**Exercise instructions**. Examine the material below. Gather every line in which the string "Methode" appears.
<<<<
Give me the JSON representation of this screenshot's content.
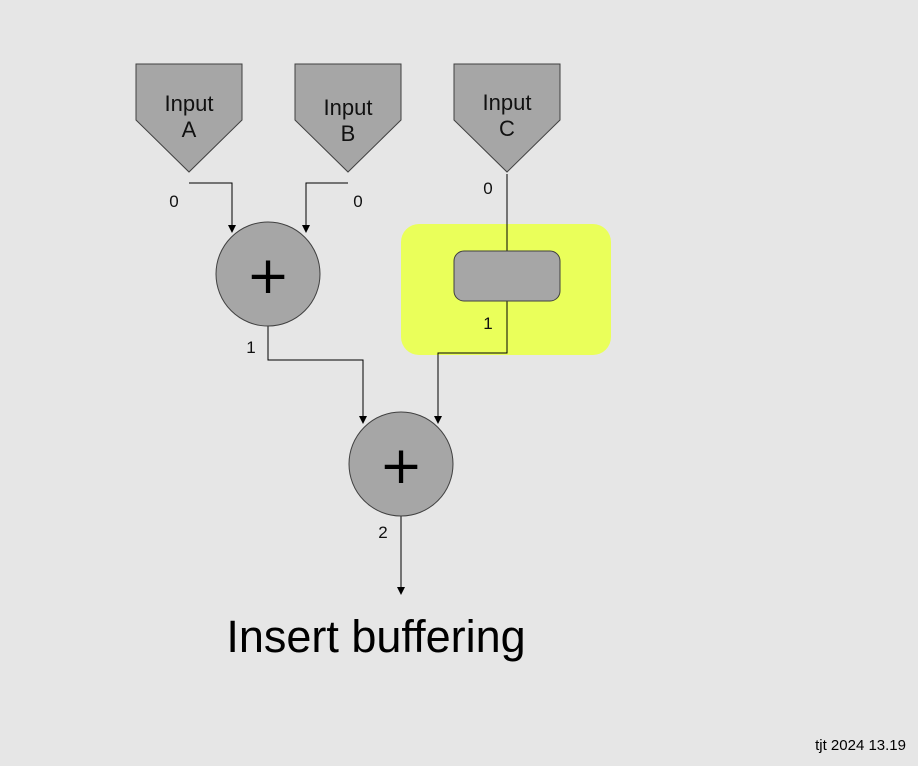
{
  "inputs": [
    {
      "line1": "Input",
      "line2": "A",
      "stage": "0"
    },
    {
      "line1": "Input",
      "line2": "B",
      "stage": "0"
    },
    {
      "line1": "Input",
      "line2": "C",
      "stage": "0"
    }
  ],
  "adders": [
    {
      "symbol": "+",
      "stage": "1"
    },
    {
      "symbol": "+",
      "stage": "2"
    }
  ],
  "buffer": {
    "stage": "1"
  },
  "caption": "Insert buffering",
  "footer": "tjt 2024 13.19",
  "colors": {
    "background": "#e6e6e6",
    "node_fill": "#a6a6a6",
    "highlight": "#eaff5a",
    "wire": "#000000"
  }
}
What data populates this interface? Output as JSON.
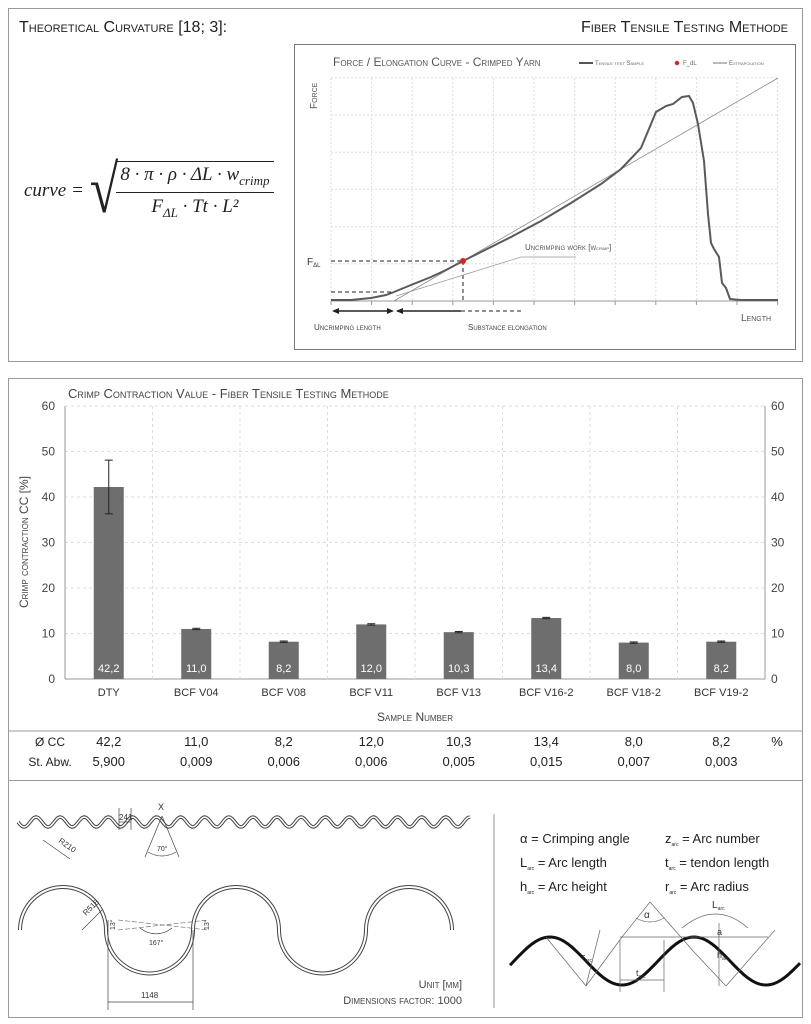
{
  "top": {
    "title": "Theoretical Curvature",
    "title_ref": "[18; 3]:",
    "method": "Fiber Tensile Testing Methode",
    "formula_lhs": "curve =",
    "formula_num": "8 · π · ρ · ΔL · w",
    "formula_num_sub": "crimp",
    "formula_den": "F",
    "formula_den_sub": "ΔL",
    "formula_den_rest": " · Tt · L²",
    "force_chart": {
      "title": "Force / Elongation Curve - Crimped Yarn",
      "legend": [
        "Tensile test Sample",
        "F_dL",
        "Extrapolation"
      ],
      "ylabel": "Force",
      "xlabel": "Length",
      "f_label": "F",
      "f_sub": "ΔL",
      "annot_work": "Uncrimping work [w",
      "annot_work_sub": "crimp",
      "annot_work_end": "]",
      "annot_uncrimp": "Uncrimping length",
      "annot_substance": "Substance elongation",
      "colors": {
        "curve": "#555555",
        "point": "#e02020",
        "line": "#777777"
      }
    }
  },
  "chart_data": {
    "type": "bar",
    "title": "Crimp Contraction Value - Fiber Tensile Testing Methode",
    "xlabel": "Sample Number",
    "ylabel": "Crimp contraction CC [%]",
    "ylim": [
      0,
      60
    ],
    "yticks": [
      "0",
      "10",
      "20",
      "30",
      "40",
      "50",
      "60"
    ],
    "grid": true,
    "categories": [
      "DTY",
      "BCF V04",
      "BCF V08",
      "BCF V11",
      "BCF V13",
      "BCF V16-2",
      "BCF V18-2",
      "BCF V19-2"
    ],
    "values": [
      42.2,
      11.0,
      8.2,
      12.0,
      10.3,
      13.4,
      8.0,
      8.2
    ],
    "value_labels": [
      "42,2",
      "11,0",
      "8,2",
      "12,0",
      "10,3",
      "13,4",
      "8,0",
      "8,2"
    ],
    "errors": [
      5.9,
      0.009,
      0.006,
      0.006,
      0.005,
      0.015,
      0.007,
      0.003
    ],
    "bar_color": "#6e6e6e"
  },
  "table": {
    "rows": [
      {
        "label": "Ø CC",
        "values": [
          "42,2",
          "11,0",
          "8,2",
          "12,0",
          "10,3",
          "13,4",
          "8,0",
          "8,2"
        ],
        "unit": "%"
      },
      {
        "label": "St. Abw.",
        "values": [
          "5,900",
          "0,009",
          "0,006",
          "0,006",
          "0,005",
          "0,015",
          "0,007",
          "0,003"
        ],
        "unit": ""
      }
    ]
  },
  "bottom": {
    "dims": {
      "pitch_small": "241",
      "radius_small": "R210",
      "angle_small": "70°",
      "radius_big": "R518",
      "angle_big": "167°",
      "offset": "13°",
      "pitch_big": "1148",
      "x_mark": "X"
    },
    "unit": "Unit [mm]",
    "factor": "Dimensions factor: 1000",
    "legend": [
      {
        "sym": "α",
        "sub": "",
        "text": " = Crimping angle"
      },
      {
        "sym": "z",
        "sub": "arc",
        "text": " = Arc number"
      },
      {
        "sym": "L",
        "sub": "arc",
        "text": " = Arc length"
      },
      {
        "sym": "t",
        "sub": "arc",
        "text": " = tendon length"
      },
      {
        "sym": "h",
        "sub": "arc",
        "text": " = Arc height"
      },
      {
        "sym": "r",
        "sub": "arc",
        "text": " = Arc radius"
      }
    ],
    "sketch": {
      "alpha": "α",
      "L": "L",
      "a": "a",
      "h": "h",
      "r": "r",
      "t": "t",
      "sub": "arc"
    }
  }
}
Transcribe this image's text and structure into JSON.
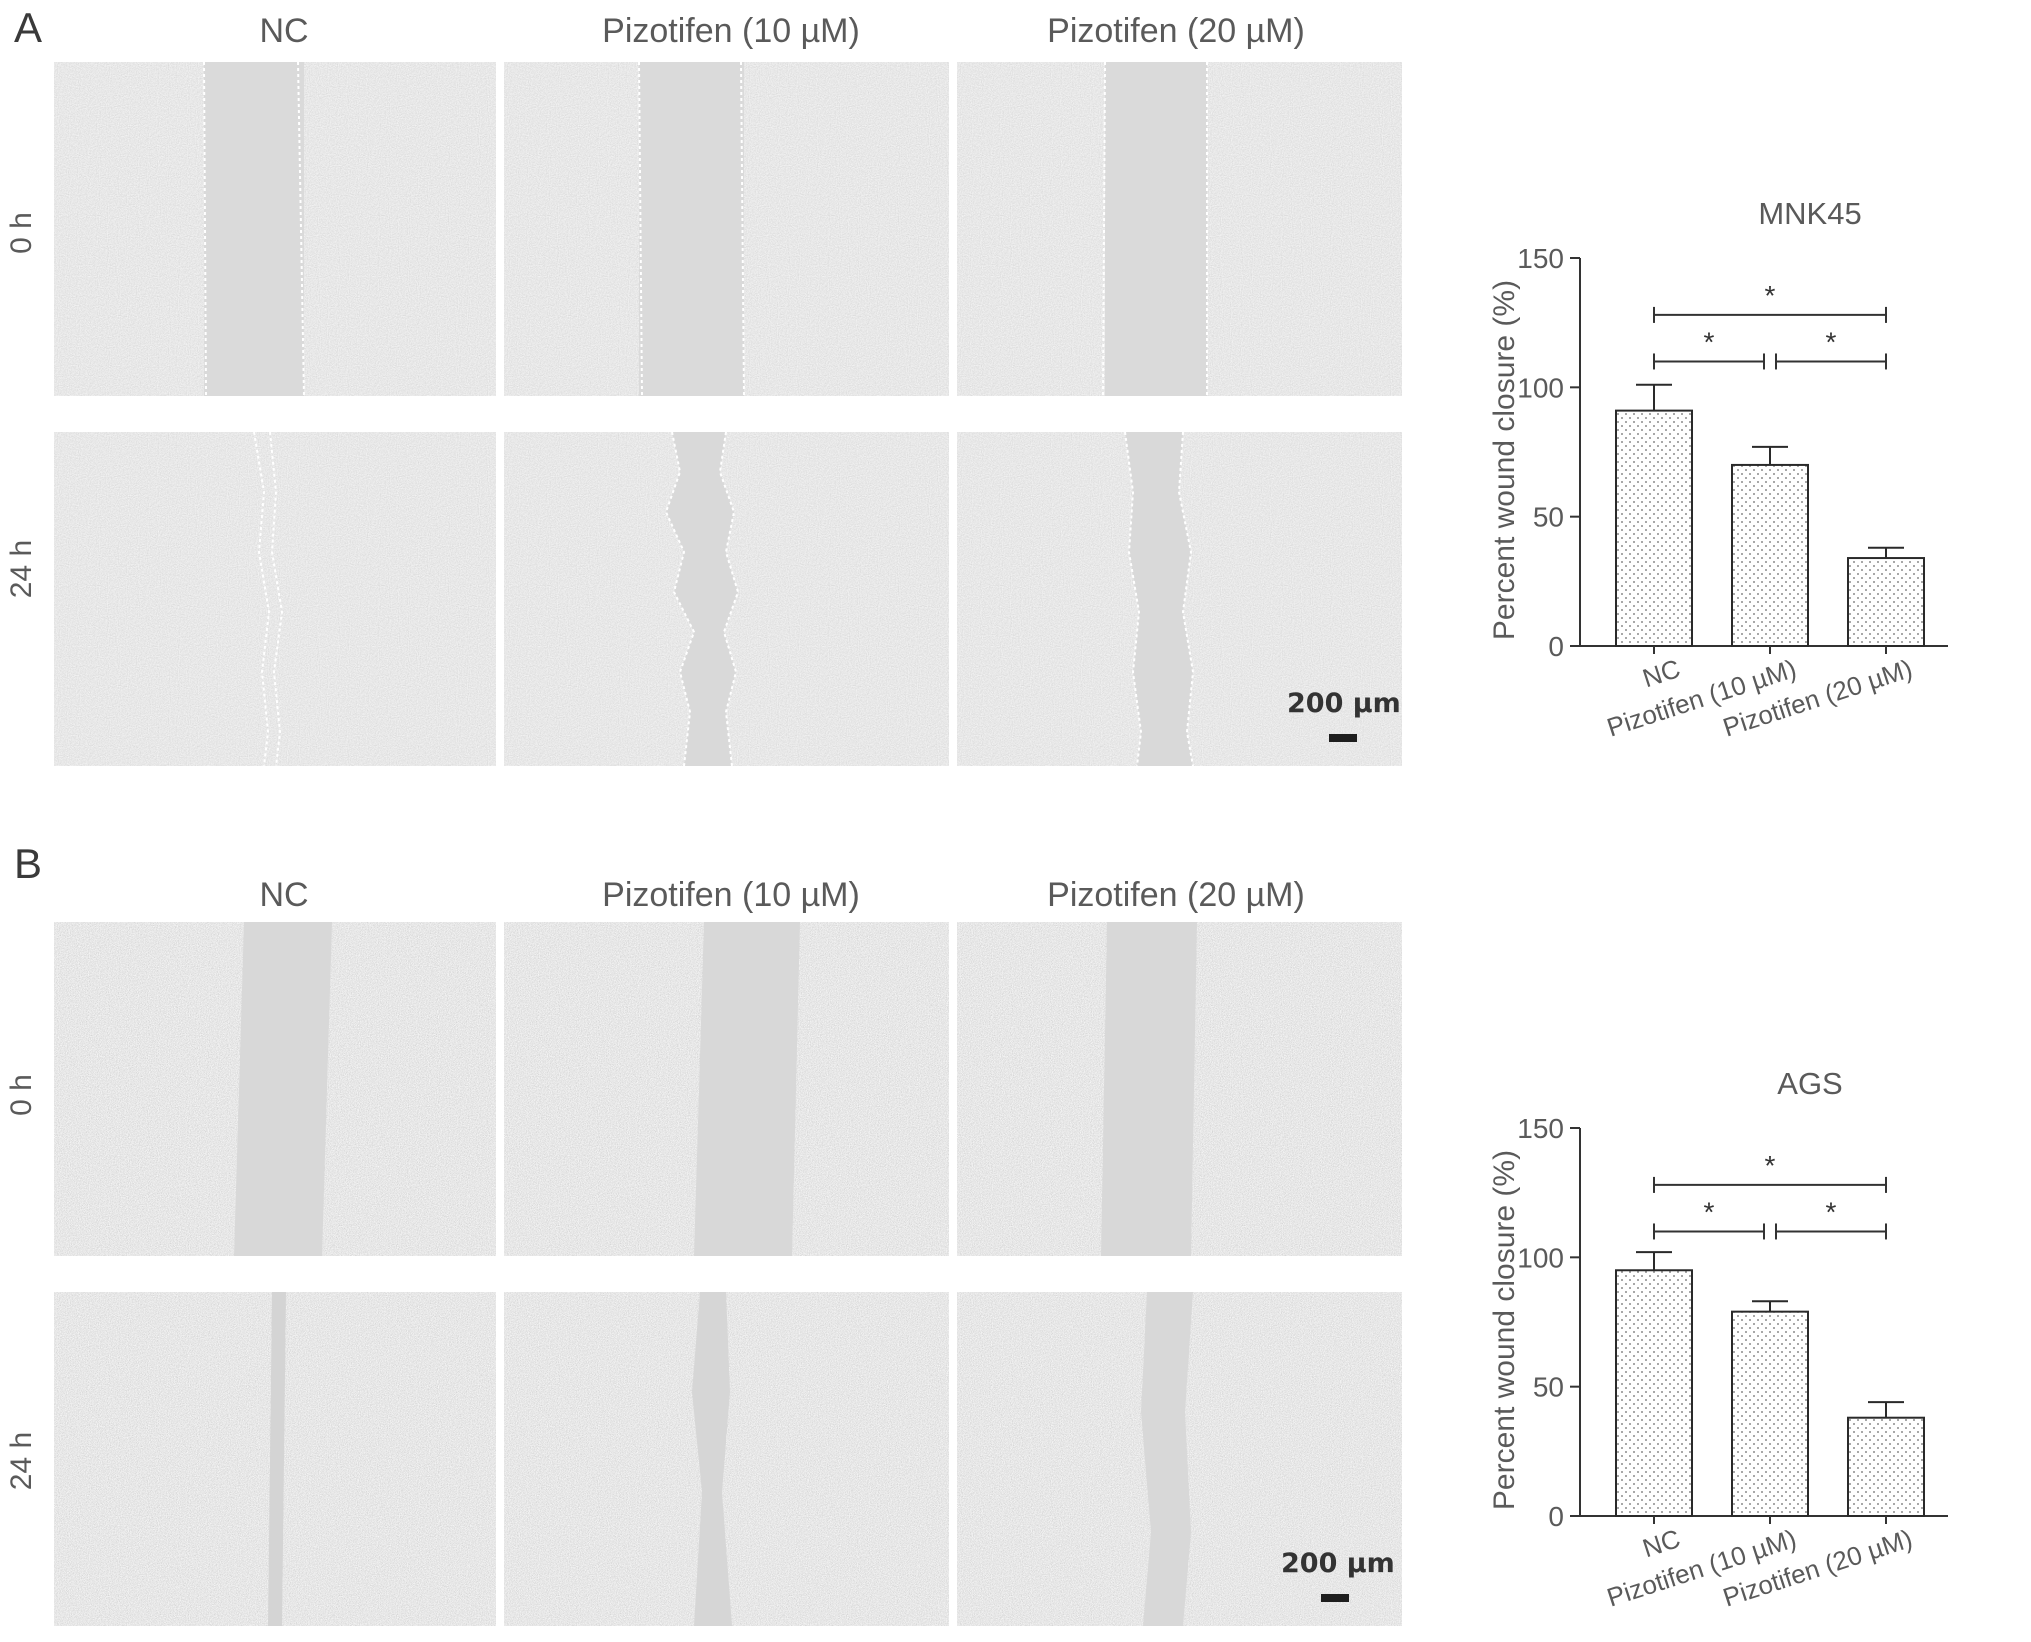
{
  "colors": {
    "axis": "#333333",
    "text": "#5a5a5a",
    "bar_stroke": "#2a2a2a",
    "tile_bg": "#d6d6d6",
    "wound": "#dadada"
  },
  "panels": [
    {
      "letter": "A",
      "columns": [
        "NC",
        "Pizotifen (10 µM)",
        "Pizotifen (20 µM)"
      ],
      "rows": [
        "0 h",
        "24 h"
      ],
      "scale_bar": "200 µm",
      "micrographs": [
        {
          "row": "0 h",
          "column": "NC",
          "name": "micrograph-a-0h-nc"
        },
        {
          "row": "0 h",
          "column": "Pizotifen (10 µM)",
          "name": "micrograph-a-0h-10um"
        },
        {
          "row": "0 h",
          "column": "Pizotifen (20 µM)",
          "name": "micrograph-a-0h-20um"
        },
        {
          "row": "24 h",
          "column": "NC",
          "name": "micrograph-a-24h-nc"
        },
        {
          "row": "24 h",
          "column": "Pizotifen (10 µM)",
          "name": "micrograph-a-24h-10um"
        },
        {
          "row": "24 h",
          "column": "Pizotifen (20 µM)",
          "name": "micrograph-a-24h-20um"
        }
      ]
    },
    {
      "letter": "B",
      "columns": [
        "NC",
        "Pizotifen (10 µM)",
        "Pizotifen (20 µM)"
      ],
      "rows": [
        "0 h",
        "24 h"
      ],
      "scale_bar": "200 µm",
      "micrographs": [
        {
          "row": "0 h",
          "column": "NC",
          "name": "micrograph-b-0h-nc"
        },
        {
          "row": "0 h",
          "column": "Pizotifen (10 µM)",
          "name": "micrograph-b-0h-10um"
        },
        {
          "row": "0 h",
          "column": "Pizotifen (20 µM)",
          "name": "micrograph-b-0h-20um"
        },
        {
          "row": "24 h",
          "column": "NC",
          "name": "micrograph-b-24h-nc"
        },
        {
          "row": "24 h",
          "column": "Pizotifen (10 µM)",
          "name": "micrograph-b-24h-10um"
        },
        {
          "row": "24 h",
          "column": "Pizotifen (20 µM)",
          "name": "micrograph-b-24h-20um"
        }
      ]
    }
  ],
  "chart_data": [
    {
      "type": "bar",
      "title": "MNK45",
      "xlabel": "",
      "ylabel": "Percent wound closure (%)",
      "categories": [
        "NC",
        "Pizotifen (10 µM)",
        "Pizotifen (20 µM)"
      ],
      "values": [
        91,
        70,
        34
      ],
      "errors": [
        10,
        7,
        4
      ],
      "ylim": [
        0,
        150
      ],
      "yticks": [
        0,
        50,
        100,
        150
      ],
      "bar_pattern": "dotted",
      "grid": false,
      "significance": [
        {
          "from": 0,
          "to": 2,
          "label": "*"
        },
        {
          "from": 0,
          "to": 1,
          "label": "*"
        },
        {
          "from": 1,
          "to": 2,
          "label": "*"
        }
      ]
    },
    {
      "type": "bar",
      "title": "AGS",
      "xlabel": "",
      "ylabel": "Percent wound closure (%)",
      "categories": [
        "NC",
        "Pizotifen (10 µM)",
        "Pizotifen (20 µM)"
      ],
      "values": [
        95,
        79,
        38
      ],
      "errors": [
        7,
        4,
        6
      ],
      "ylim": [
        0,
        150
      ],
      "yticks": [
        0,
        50,
        100,
        150
      ],
      "bar_pattern": "dotted",
      "grid": false,
      "significance": [
        {
          "from": 0,
          "to": 2,
          "label": "*"
        },
        {
          "from": 0,
          "to": 1,
          "label": "*"
        },
        {
          "from": 1,
          "to": 2,
          "label": "*"
        }
      ]
    }
  ]
}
>>>>
**Expected answer**.
    "method": "Fiber Tensile Testing Methode",
    "title": "Crimp Contraction Value - Fiber Tensile Testing Methode",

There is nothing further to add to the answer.